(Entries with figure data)
▬▬▬▬▬▬

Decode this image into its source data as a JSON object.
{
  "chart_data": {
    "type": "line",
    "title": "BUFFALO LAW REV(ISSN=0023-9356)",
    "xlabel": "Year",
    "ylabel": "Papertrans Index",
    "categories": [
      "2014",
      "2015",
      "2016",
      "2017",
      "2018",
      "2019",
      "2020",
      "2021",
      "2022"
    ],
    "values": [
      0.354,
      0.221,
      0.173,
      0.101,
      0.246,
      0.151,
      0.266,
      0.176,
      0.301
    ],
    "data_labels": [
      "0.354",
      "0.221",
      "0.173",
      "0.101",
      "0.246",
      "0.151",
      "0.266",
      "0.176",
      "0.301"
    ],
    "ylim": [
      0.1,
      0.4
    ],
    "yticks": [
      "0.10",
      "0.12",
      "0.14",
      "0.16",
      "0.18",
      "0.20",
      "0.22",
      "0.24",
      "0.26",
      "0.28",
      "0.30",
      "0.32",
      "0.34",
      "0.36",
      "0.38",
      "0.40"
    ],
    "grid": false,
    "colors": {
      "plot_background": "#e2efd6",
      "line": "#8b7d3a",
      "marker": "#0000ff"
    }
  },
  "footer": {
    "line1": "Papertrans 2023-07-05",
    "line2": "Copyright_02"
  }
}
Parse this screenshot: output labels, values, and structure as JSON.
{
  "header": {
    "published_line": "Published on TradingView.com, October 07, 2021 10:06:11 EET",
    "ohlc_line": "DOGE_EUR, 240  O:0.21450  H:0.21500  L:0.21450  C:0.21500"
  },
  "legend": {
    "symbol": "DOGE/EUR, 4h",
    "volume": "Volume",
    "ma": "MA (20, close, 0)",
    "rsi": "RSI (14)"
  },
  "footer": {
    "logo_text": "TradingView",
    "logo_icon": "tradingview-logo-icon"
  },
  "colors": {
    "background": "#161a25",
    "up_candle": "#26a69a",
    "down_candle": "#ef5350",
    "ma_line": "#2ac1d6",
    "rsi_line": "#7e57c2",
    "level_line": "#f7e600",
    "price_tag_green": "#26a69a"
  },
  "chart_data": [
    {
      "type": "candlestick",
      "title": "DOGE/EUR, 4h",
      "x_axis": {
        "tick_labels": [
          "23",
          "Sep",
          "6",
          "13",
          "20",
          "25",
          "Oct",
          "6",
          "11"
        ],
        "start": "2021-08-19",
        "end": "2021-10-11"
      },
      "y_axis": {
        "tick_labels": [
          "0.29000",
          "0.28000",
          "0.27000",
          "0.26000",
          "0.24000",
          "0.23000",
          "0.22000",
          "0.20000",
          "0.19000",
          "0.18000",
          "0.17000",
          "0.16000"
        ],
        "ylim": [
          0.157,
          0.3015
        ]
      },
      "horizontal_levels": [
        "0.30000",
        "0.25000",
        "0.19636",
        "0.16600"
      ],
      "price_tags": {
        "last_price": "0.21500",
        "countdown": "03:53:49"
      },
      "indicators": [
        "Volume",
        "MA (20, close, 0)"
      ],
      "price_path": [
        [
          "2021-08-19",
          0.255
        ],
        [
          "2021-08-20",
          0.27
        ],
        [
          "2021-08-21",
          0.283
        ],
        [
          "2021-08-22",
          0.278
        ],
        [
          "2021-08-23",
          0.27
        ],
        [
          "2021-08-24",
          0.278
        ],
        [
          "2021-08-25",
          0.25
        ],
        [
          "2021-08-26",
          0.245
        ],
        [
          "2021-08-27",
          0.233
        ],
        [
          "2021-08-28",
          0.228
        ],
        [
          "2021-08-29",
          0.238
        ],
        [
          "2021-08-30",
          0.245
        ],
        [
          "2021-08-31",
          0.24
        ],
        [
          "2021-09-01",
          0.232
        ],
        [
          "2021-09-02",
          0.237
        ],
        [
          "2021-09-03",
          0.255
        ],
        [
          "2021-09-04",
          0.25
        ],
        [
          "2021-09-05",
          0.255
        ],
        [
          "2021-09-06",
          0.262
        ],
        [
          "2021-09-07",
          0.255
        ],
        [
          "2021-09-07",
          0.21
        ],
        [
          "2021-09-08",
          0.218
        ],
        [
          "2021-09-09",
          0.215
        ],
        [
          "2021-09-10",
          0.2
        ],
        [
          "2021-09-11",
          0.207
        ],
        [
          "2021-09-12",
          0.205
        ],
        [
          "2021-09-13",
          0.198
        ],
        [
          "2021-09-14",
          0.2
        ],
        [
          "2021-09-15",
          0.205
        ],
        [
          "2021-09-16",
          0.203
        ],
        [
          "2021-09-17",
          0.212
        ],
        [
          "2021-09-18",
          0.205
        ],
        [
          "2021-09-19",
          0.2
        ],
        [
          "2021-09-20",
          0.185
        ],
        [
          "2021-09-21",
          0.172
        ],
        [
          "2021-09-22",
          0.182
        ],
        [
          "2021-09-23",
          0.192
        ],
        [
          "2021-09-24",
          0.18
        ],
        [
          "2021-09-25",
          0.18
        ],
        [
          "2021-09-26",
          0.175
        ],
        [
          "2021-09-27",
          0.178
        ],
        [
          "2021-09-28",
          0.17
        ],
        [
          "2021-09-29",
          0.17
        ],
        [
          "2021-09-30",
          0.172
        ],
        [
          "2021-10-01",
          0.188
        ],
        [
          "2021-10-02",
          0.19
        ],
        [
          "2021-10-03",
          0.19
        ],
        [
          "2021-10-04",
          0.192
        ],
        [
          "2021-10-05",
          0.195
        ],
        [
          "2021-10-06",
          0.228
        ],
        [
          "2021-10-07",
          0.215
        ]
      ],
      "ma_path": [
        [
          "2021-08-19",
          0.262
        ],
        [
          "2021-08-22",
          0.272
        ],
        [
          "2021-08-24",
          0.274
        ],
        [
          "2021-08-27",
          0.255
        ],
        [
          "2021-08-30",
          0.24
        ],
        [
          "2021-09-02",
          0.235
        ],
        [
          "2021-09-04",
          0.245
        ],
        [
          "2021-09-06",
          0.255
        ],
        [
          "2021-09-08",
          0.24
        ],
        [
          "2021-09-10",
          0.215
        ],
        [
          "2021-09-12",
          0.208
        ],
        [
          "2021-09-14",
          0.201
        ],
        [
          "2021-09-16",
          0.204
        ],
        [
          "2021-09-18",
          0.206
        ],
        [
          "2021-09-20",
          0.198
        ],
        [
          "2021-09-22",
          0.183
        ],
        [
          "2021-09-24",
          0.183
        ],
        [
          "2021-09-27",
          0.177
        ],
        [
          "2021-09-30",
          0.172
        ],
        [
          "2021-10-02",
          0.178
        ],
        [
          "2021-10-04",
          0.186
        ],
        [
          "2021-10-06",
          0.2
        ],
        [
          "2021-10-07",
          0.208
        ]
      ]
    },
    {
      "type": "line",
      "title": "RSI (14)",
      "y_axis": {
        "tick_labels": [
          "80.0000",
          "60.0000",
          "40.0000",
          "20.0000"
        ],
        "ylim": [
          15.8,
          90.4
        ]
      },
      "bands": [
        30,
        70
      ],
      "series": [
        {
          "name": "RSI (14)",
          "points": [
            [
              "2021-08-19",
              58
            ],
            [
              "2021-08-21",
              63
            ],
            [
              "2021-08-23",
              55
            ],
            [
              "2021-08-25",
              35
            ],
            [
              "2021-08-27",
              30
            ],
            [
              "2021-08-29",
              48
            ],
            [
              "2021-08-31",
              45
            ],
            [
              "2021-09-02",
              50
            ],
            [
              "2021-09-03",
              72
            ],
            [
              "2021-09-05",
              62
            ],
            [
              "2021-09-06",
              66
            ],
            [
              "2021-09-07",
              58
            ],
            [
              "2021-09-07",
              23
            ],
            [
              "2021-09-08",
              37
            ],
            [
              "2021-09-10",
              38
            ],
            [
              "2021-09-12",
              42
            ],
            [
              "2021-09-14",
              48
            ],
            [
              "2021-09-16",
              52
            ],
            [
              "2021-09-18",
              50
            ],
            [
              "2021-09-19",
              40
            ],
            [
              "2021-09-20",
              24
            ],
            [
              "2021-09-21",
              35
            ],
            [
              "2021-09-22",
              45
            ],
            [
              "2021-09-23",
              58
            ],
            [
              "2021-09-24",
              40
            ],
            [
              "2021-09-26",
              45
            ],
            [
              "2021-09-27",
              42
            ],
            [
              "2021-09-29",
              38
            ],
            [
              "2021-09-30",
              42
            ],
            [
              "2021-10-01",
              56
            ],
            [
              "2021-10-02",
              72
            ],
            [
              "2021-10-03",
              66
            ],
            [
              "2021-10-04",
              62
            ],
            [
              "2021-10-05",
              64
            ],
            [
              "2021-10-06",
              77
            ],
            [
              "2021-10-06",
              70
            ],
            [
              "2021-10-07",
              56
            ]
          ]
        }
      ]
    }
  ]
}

▬▬▬▬▬▬

Copy every line from the entries that contains the word "this".

Decode this image into its source data as a JSON object.
Parse this screenshot: output labels, values, and structure as JSON.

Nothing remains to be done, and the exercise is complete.